Extract each line of the data below exactly as written.

[Begin]

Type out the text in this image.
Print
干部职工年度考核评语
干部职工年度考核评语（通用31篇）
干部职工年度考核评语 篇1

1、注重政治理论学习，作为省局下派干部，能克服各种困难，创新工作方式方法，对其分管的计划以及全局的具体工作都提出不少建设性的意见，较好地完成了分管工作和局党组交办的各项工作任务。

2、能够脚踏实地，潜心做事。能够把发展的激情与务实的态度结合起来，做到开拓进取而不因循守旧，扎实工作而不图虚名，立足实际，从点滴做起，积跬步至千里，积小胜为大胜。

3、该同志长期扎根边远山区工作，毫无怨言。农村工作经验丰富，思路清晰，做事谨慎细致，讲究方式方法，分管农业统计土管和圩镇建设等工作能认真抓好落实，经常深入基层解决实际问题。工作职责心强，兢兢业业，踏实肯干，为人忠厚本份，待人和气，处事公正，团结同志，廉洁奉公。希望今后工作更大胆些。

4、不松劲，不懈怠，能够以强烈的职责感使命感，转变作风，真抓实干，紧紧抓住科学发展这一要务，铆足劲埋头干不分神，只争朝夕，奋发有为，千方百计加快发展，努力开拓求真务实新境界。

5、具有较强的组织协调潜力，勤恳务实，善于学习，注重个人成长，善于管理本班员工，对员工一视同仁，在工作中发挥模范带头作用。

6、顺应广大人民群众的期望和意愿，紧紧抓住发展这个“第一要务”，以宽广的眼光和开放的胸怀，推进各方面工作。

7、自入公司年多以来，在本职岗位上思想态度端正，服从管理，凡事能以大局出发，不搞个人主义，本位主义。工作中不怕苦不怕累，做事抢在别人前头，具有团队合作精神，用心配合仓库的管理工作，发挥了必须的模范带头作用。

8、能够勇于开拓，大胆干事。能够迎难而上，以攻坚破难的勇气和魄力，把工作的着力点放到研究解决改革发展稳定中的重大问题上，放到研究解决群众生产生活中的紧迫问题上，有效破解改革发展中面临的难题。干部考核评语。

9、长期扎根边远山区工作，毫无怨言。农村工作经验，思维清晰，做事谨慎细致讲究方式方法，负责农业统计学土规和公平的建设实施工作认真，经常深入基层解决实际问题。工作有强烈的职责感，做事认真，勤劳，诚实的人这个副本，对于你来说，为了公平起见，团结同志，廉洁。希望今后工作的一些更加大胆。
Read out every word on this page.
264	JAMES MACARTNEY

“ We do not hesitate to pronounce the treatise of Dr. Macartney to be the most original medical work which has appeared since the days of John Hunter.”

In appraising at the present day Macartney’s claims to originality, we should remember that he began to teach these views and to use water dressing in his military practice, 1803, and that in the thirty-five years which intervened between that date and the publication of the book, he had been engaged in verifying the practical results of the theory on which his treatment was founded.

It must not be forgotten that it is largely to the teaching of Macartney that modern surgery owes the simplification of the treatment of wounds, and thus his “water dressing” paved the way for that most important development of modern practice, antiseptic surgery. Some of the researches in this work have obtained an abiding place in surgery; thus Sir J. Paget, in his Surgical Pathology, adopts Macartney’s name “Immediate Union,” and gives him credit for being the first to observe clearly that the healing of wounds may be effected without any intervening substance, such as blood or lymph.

[End]

#### WRITTEN ANSWER
Type out the text in this image.
Print
干部职工年度考核评语
干部职工年度考核评语（通用31篇）
干部职工年度考核评语 篇1

1、注重政治理论学习，作为省局下派干部，能克服各种困难，创新工作方式方法，对其分管的计划以及全局的具体工作都提出不少建设性的意见，较好地完成了分管工作和局党组交办的各项工作任务。

2、能够脚踏实地，潜心做事。能够把发展的激情与务实的态度结合起来，做到开拓进取而不因循守旧，扎实工作而不图虚名，立足实际，从点滴做起，积跬步至千里，积小胜为大胜。

3、该同志长期扎根边远山区工作，毫无怨言。农村工作经验丰富，思路清晰，做事谨慎细致，讲究方式方法，分管农业统计土管和圩镇建设等工作能认真抓好落实，经常深入基层解决实际问题。工作职责心强，兢兢业业，踏实肯干，为人忠厚本份，待人和气，处事公正，团结同志，廉洁奉公。希望今后工作更大胆些。

4、不松劲，不懈怠，能够以强烈的职责感使命感，转变作风，真抓实干，紧紧抓住科学发展这一要务，铆足劲埋头干不分神，只争朝夕，奋发有为，千方百计加快发展，努力开拓求真务实新境界。

5、具有较强的组织协调潜力，勤恳务实，善于学习，注重个人成长，善于管理本班员工，对员工一视同仁，在工作中发挥模范带头作用。

6、顺应广大人民群众的期望和意愿，紧紧抓住发展这个“第一要务”，以宽广的眼光和开放的胸怀，推进各方面工作。

7、自入公司年多以来，在本职岗位上思想态度端正，服从管理，凡事能以大局出发，不搞个人主义，本位主义。工作中不怕苦不怕累，做事抢在别人前头，具有团队合作精神，用心配合仓库的管理工作，发挥了必须的模范带头作用。

8、能够勇于开拓，大胆干事。能够迎难而上，以攻坚破难的勇气和魄力，把工作的着力点放到研究解决改革发展稳定中的重大问题上，放到研究解决群众生产生活中的紧迫问题上，有效破解改革发展中面临的难题。干部考核评语。

9、长期扎根边远山区工作，毫无怨言。农村工作经验，思维清晰，做事谨慎细致讲究方式方法，负责农业统计学土规和公平的建设实施工作认真，经常深入基层解决实际问题。工作有强烈的职责感，做事认真，勤劳，诚实的人这个副本，对于你来说，为了公平起见，团结同志，廉洁。希望今后工作的一些更加大胆。
Read out every word on this page.
264	JAMES MACARTNEY

“ We do not hesitate to pronounce the treatise of Dr. Macartney to be the most original medical work which has appeared since the days of John Hunter.”

In appraising at the present day Macartney’s claims to originality, we should remember that he began to teach these views and to use water dressing in his military practice, 1803, and that in the thirty-five years which intervened between that date and the publication of the book, he had been engaged in verifying the practical results of the theory on which his treatment was founded.

It must not be forgotten that it is largely to the teaching of Macartney that modern surgery owes the simplification of the treatment of wounds, and thus his “water dressing” paved the way for that most important development of modern practice, antiseptic surgery. Some of the researches in this work have obtained an abiding place in surgery; thus Sir J. Paget, in his Surgical Pathology, adopts Macartney’s name “Immediate Union,” and gives him credit for being the first to observe clearly that the healing of wounds may be effected without any intervening substance, such as blood or lymph.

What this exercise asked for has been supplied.